*Exercise aim*. In your copy, repeat the records exactly and leave out the pictures.

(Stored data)
+ + + + +
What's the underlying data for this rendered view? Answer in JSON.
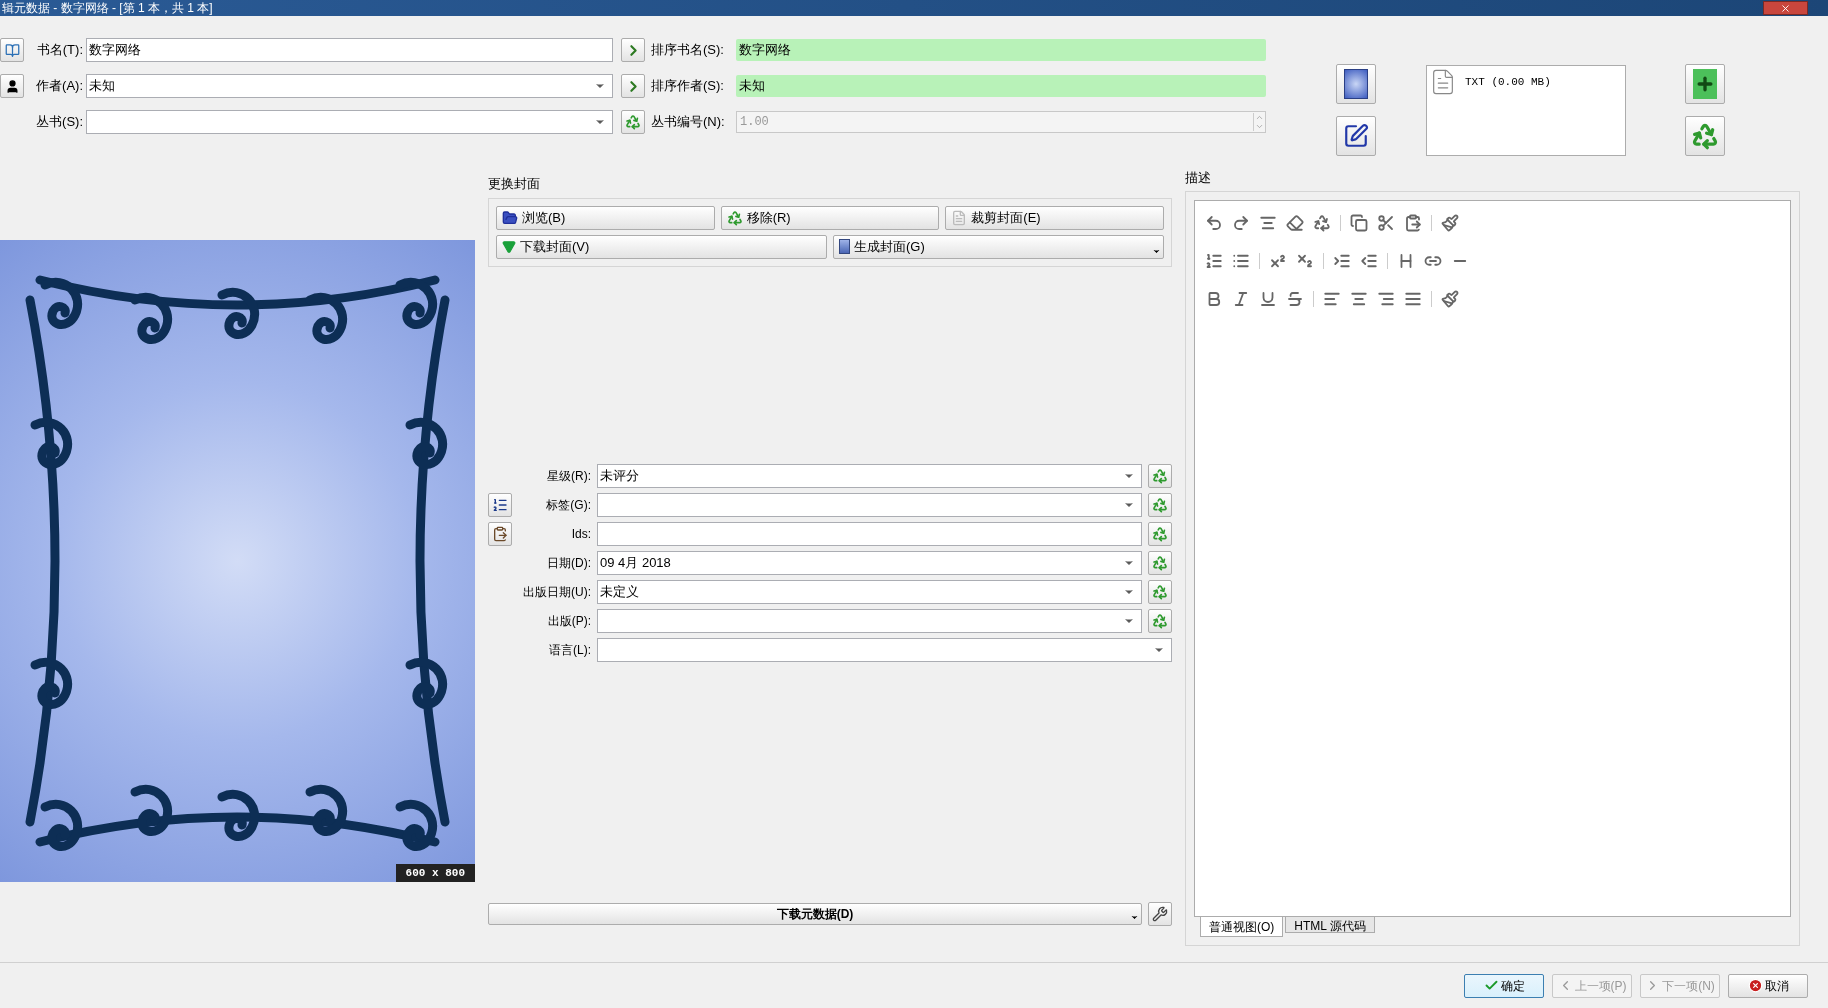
{
  "window": {
    "title": "辑元数据 - 数字网络 - [第 1 本，共 1 本]"
  },
  "basic": [
    {
      "label": "书名(T):",
      "value": "数字网络",
      "kind": "text",
      "sort_label": "排序书名(S):",
      "sort_value": "数字网络"
    },
    {
      "label": "作者(A):",
      "value": "未知",
      "kind": "combo",
      "sort_label": "排序作者(S):",
      "sort_value": "未知"
    },
    {
      "label": "丛书(S):",
      "kind": "combo",
      "sort_label": "丛书编号(N):",
      "sort_value": "1.00"
    }
  ],
  "formats": [
    {
      "label": "TXT (0.00 MB)"
    }
  ],
  "cover": {
    "size": "600 x 800"
  },
  "change_cover": {
    "title": "更换封面",
    "buttons": [
      {
        "label": "浏览(B)"
      },
      {
        "label": "移除(R)"
      },
      {
        "label": "裁剪封面(E)"
      },
      {
        "label": "下载封面(V)"
      },
      {
        "label": "生成封面(G)"
      }
    ]
  },
  "fields": [
    {
      "label": "星级(R):",
      "value": "未评分",
      "kind": "combo"
    },
    {
      "label": "标签(G):",
      "kind": "combo"
    },
    {
      "label": "Ids:",
      "kind": "text"
    },
    {
      "label": "日期(D):",
      "value": "09 4月 2018",
      "kind": "combo"
    },
    {
      "label": "出版日期(U):",
      "value": "未定义",
      "kind": "combo"
    },
    {
      "label": "出版(P):",
      "kind": "combo"
    },
    {
      "label": "语言(L):",
      "kind": "combo"
    }
  ],
  "download_button": "下载元数据(D)",
  "description": {
    "title": "描述",
    "tabs": [
      {
        "label": "普通视图(O)",
        "selected": true
      },
      {
        "label": "HTML 源代码",
        "selected": false
      }
    ]
  },
  "footer_buttons": [
    {
      "label": "确定",
      "kind": "ok",
      "disabled": false
    },
    {
      "label": "上一项(P)",
      "kind": "prev",
      "disabled": true
    },
    {
      "label": "下一项(N)",
      "kind": "next",
      "disabled": true
    },
    {
      "label": "取消",
      "kind": "cancel",
      "disabled": false
    }
  ]
}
+ + + + +
*Exercise response*.
What's the underlying data for this rendered view? Answer in JSON.
{
  "window": {
    "title": "辑元数据 - 数字网络 - [第 1 本，共 1 本]"
  },
  "basic": [
    {
      "label": "书名(T):",
      "value": "数字网络",
      "kind": "text",
      "sort_label": "排序书名(S):",
      "sort_value": "数字网络"
    },
    {
      "label": "作者(A):",
      "value": "未知",
      "kind": "combo",
      "sort_label": "排序作者(S):",
      "sort_value": "未知"
    },
    {
      "label": "丛书(S):",
      "kind": "combo",
      "sort_label": "丛书编号(N):",
      "sort_value": "1.00"
    }
  ],
  "formats": [
    {
      "label": "TXT (0.00 MB)"
    }
  ],
  "cover": {
    "size": "600 x 800"
  },
  "change_cover": {
    "title": "更换封面",
    "buttons": [
      {
        "label": "浏览(B)"
      },
      {
        "label": "移除(R)"
      },
      {
        "label": "裁剪封面(E)"
      },
      {
        "label": "下载封面(V)"
      },
      {
        "label": "生成封面(G)"
      }
    ]
  },
  "fields": [
    {
      "label": "星级(R):",
      "value": "未评分",
      "kind": "combo"
    },
    {
      "label": "标签(G):",
      "kind": "combo"
    },
    {
      "label": "Ids:",
      "kind": "text"
    },
    {
      "label": "日期(D):",
      "value": "09 4月 2018",
      "kind": "combo"
    },
    {
      "label": "出版日期(U):",
      "value": "未定义",
      "kind": "combo"
    },
    {
      "label": "出版(P):",
      "kind": "combo"
    },
    {
      "label": "语言(L):",
      "kind": "combo"
    }
  ],
  "download_button": "下载元数据(D)",
  "description": {
    "title": "描述",
    "tabs": [
      {
        "label": "普通视图(O)",
        "selected": true
      },
      {
        "label": "HTML 源代码",
        "selected": false
      }
    ]
  },
  "footer_buttons": [
    {
      "label": "确定",
      "kind": "ok",
      "disabled": false
    },
    {
      "label": "上一项(P)",
      "kind": "prev",
      "disabled": true
    },
    {
      "label": "下一项(N)",
      "kind": "next",
      "disabled": true
    },
    {
      "label": "取消",
      "kind": "cancel",
      "disabled": false
    }
  ]
}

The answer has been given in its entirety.